Task description. All records below should be repeated exactly, with the pictures left out.

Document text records
_ _ _

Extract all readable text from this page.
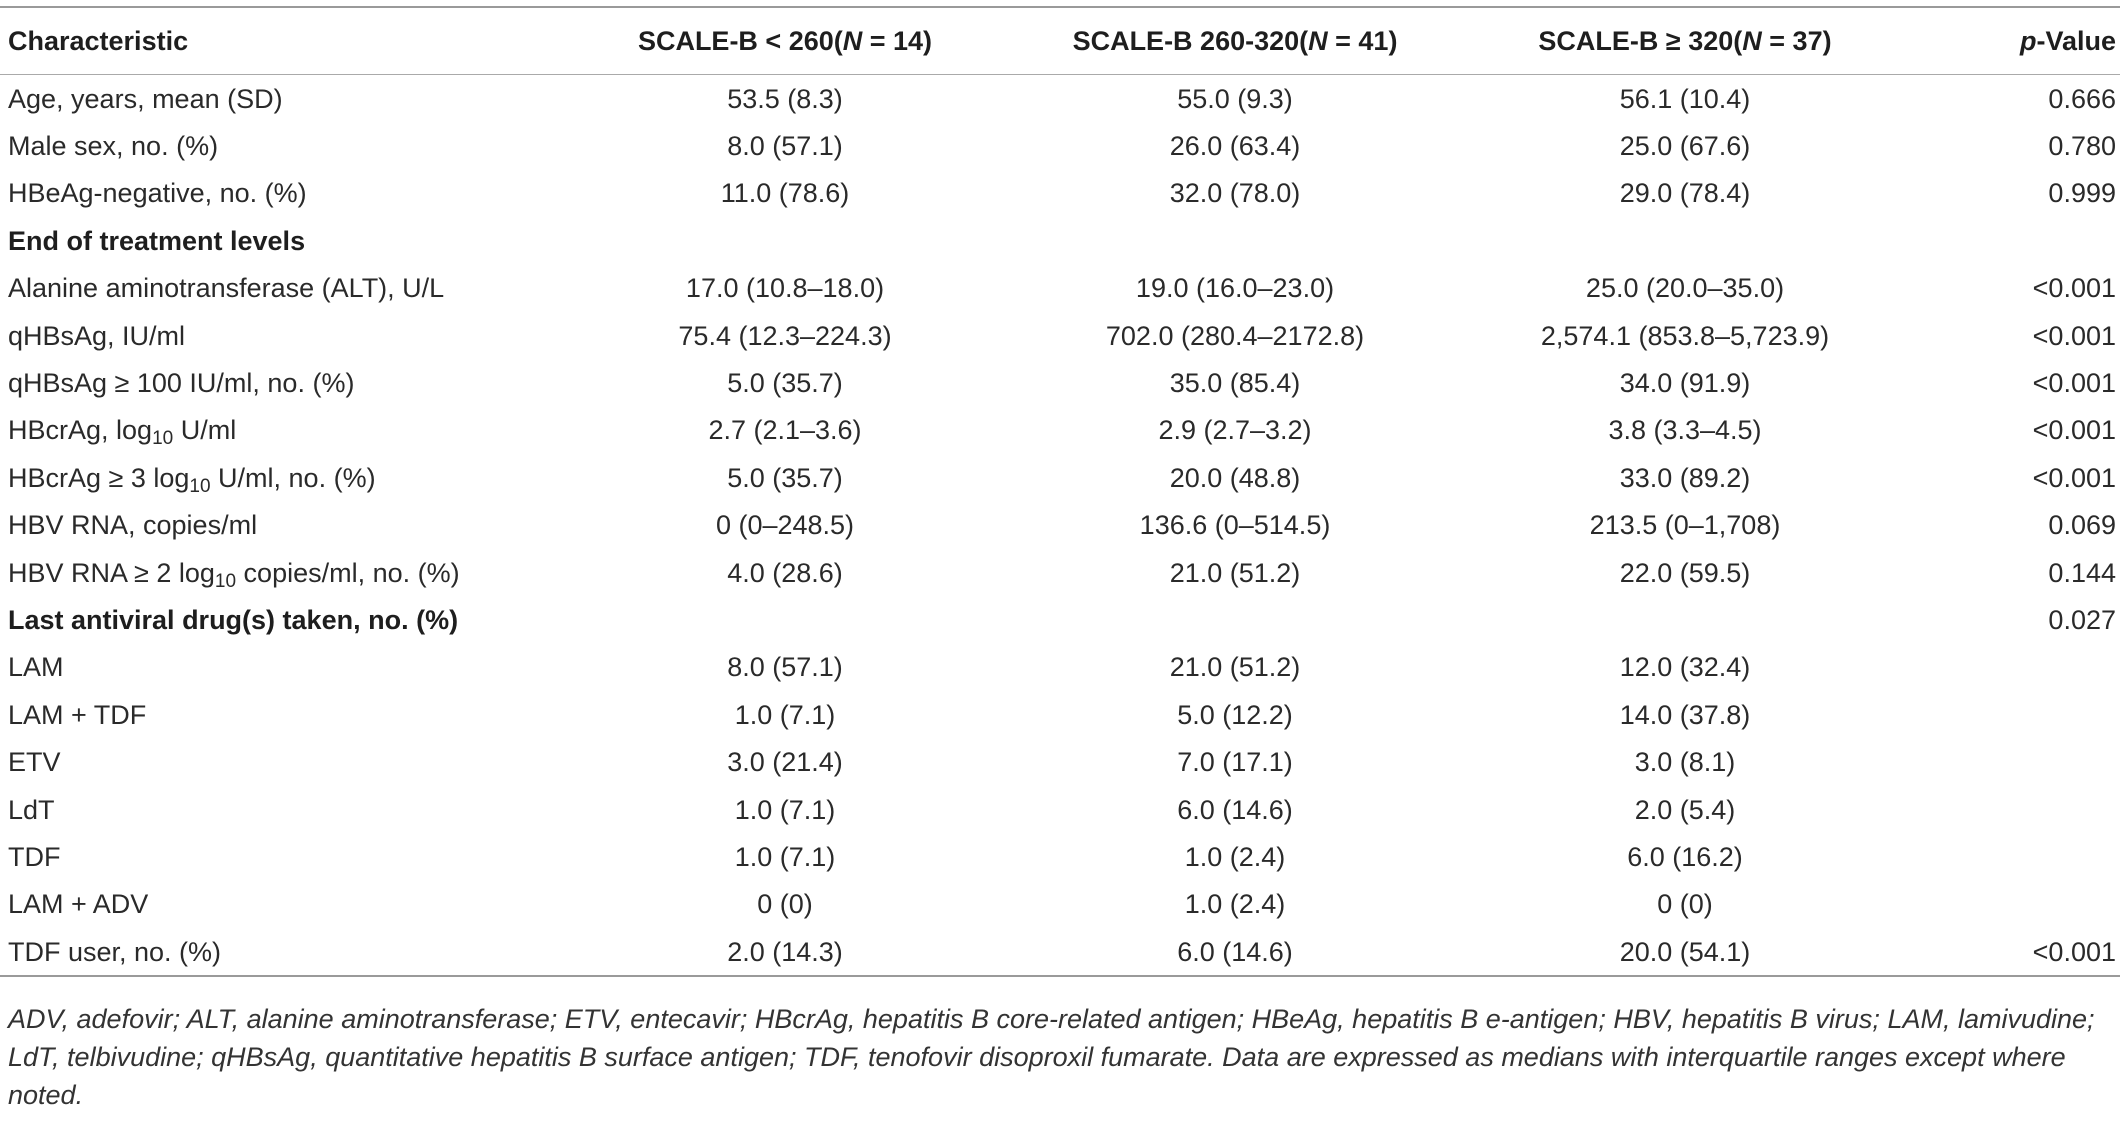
Characteristic	SCALE-B < 260(N = 14)	SCALE-B 260-320(N = 41)	SCALE-B ≥ 320(N = 37)	p-Value
Age, years, mean (SD)	53.5 (8.3)	55.0 (9.3)	56.1 (10.4)	0.666
Male sex, no. (%)	8.0 (57.1)	26.0 (63.4)	25.0 (67.6)	0.780
HBeAg-negative, no. (%)	11.0 (78.6)	32.0 (78.0)	29.0 (78.4)	0.999
End of treatment levels				
Alanine aminotransferase (ALT), U/L	17.0 (10.8–18.0)	19.0 (16.0–23.0)	25.0 (20.0–35.0)	<0.001
qHBsAg, IU/ml	75.4 (12.3–224.3)	702.0 (280.4–2172.8)	2,574.1 (853.8–5,723.9)	<0.001
qHBsAg ≥ 100 IU/ml, no. (%)	5.0 (35.7)	35.0 (85.4)	34.0 (91.9)	<0.001
HBcrAg, $\log_{10} U/ml$	2.7 (2.1–3.6)	2.9 (2.7–3.2)	3.8 (3.3–4.5)	<0.001
HBcrAg ≥ 3 $\log_{10} U/ml$, no. (%)	5.0 (35.7)	20.0 (48.8)	33.0 (89.2)	<0.001
HBV RNA, copies/ml	0 (0–248.5)	136.6 (0–514.5)	213.5 (0–1,708)	0.069
HBV RNA ≥ 2 $\log_{10}$ copies/ml, no. (%)	4.0 (28.6)	21.0 (51.2)	22.0 (59.5)	0.144
Last antiviral drug(s) taken, no. (%)				0.027
LAM	8.0 (57.1)	21.0 (51.2)	12.0 (32.4)	
LAM + TDF	1.0 (7.1)	5.0 (12.2)	14.0 (37.8)	
ETV	3.0 (21.4)	7.0 (17.1)	3.0 (8.1)	
LdT	1.0 (7.1)	6.0 (14.6)	2.0 (5.4)	
TDF	1.0 (7.1)	1.0 (2.4)	6.0 (16.2)	
LAM + ADV	0 (0)	1.0 (2.4)	0 (0)	
TDF user, no. (%)	2.0 (14.3)	6.0 (14.6)	20.0 (54.1)	<0.001
ADV, adefovir; ALT, alanine aminotransferase; ETV, entecavir; HBcrAg, hepatitis B core-related antigen; HBeAg, hepatitis B e-antigen; HBV, hepatitis B virus; LAM, lamivudine; LdT, telbivudine; qHBsAg, quantitative hepatitis B surface antigen; TDF, tenofovir disoproxil fumarate. Data are expressed as medians with interquartile ranges except where noted.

_ _ _

Response to the task.
Extract all readable text from this page.
Characteristic	SCALE-B < 260(N = 14)	SCALE-B 260-320(N = 41)	SCALE-B ≥ 320(N = 37)	p-Value
Age, years, mean (SD)	53.5 (8.3)	55.0 (9.3)	56.1 (10.4)	0.666
Male sex, no. (%)	8.0 (57.1)	26.0 (63.4)	25.0 (67.6)	0.780
HBeAg-negative, no. (%)	11.0 (78.6)	32.0 (78.0)	29.0 (78.4)	0.999
End of treatment levels				
Alanine aminotransferase (ALT), U/L	17.0 (10.8–18.0)	19.0 (16.0–23.0)	25.0 (20.0–35.0)	<0.001
qHBsAg, IU/ml	75.4 (12.3–224.3)	702.0 (280.4–2172.8)	2,574.1 (853.8–5,723.9)	<0.001
qHBsAg ≥ 100 IU/ml, no. (%)	5.0 (35.7)	35.0 (85.4)	34.0 (91.9)	<0.001
HBcrAg, $\log_{10} U/ml$	2.7 (2.1–3.6)	2.9 (2.7–3.2)	3.8 (3.3–4.5)	<0.001
HBcrAg ≥ 3 $\log_{10} U/ml$, no. (%)	5.0 (35.7)	20.0 (48.8)	33.0 (89.2)	<0.001
HBV RNA, copies/ml	0 (0–248.5)	136.6 (0–514.5)	213.5 (0–1,708)	0.069
HBV RNA ≥ 2 $\log_{10}$ copies/ml, no. (%)	4.0 (28.6)	21.0 (51.2)	22.0 (59.5)	0.144
Last antiviral drug(s) taken, no. (%)				0.027
LAM	8.0 (57.1)	21.0 (51.2)	12.0 (32.4)	
LAM + TDF	1.0 (7.1)	5.0 (12.2)	14.0 (37.8)	
ETV	3.0 (21.4)	7.0 (17.1)	3.0 (8.1)	
LdT	1.0 (7.1)	6.0 (14.6)	2.0 (5.4)	
TDF	1.0 (7.1)	1.0 (2.4)	6.0 (16.2)	
LAM + ADV	0 (0)	1.0 (2.4)	0 (0)	
TDF user, no. (%)	2.0 (14.3)	6.0 (14.6)	20.0 (54.1)	<0.001
ADV, adefovir; ALT, alanine aminotransferase; ETV, entecavir; HBcrAg, hepatitis B core-related antigen; HBeAg, hepatitis B e-antigen; HBV, hepatitis B virus; LAM, lamivudine; LdT, telbivudine; qHBsAg, quantitative hepatitis B surface antigen; TDF, tenofovir disoproxil fumarate. Data are expressed as medians with interquartile ranges except where noted.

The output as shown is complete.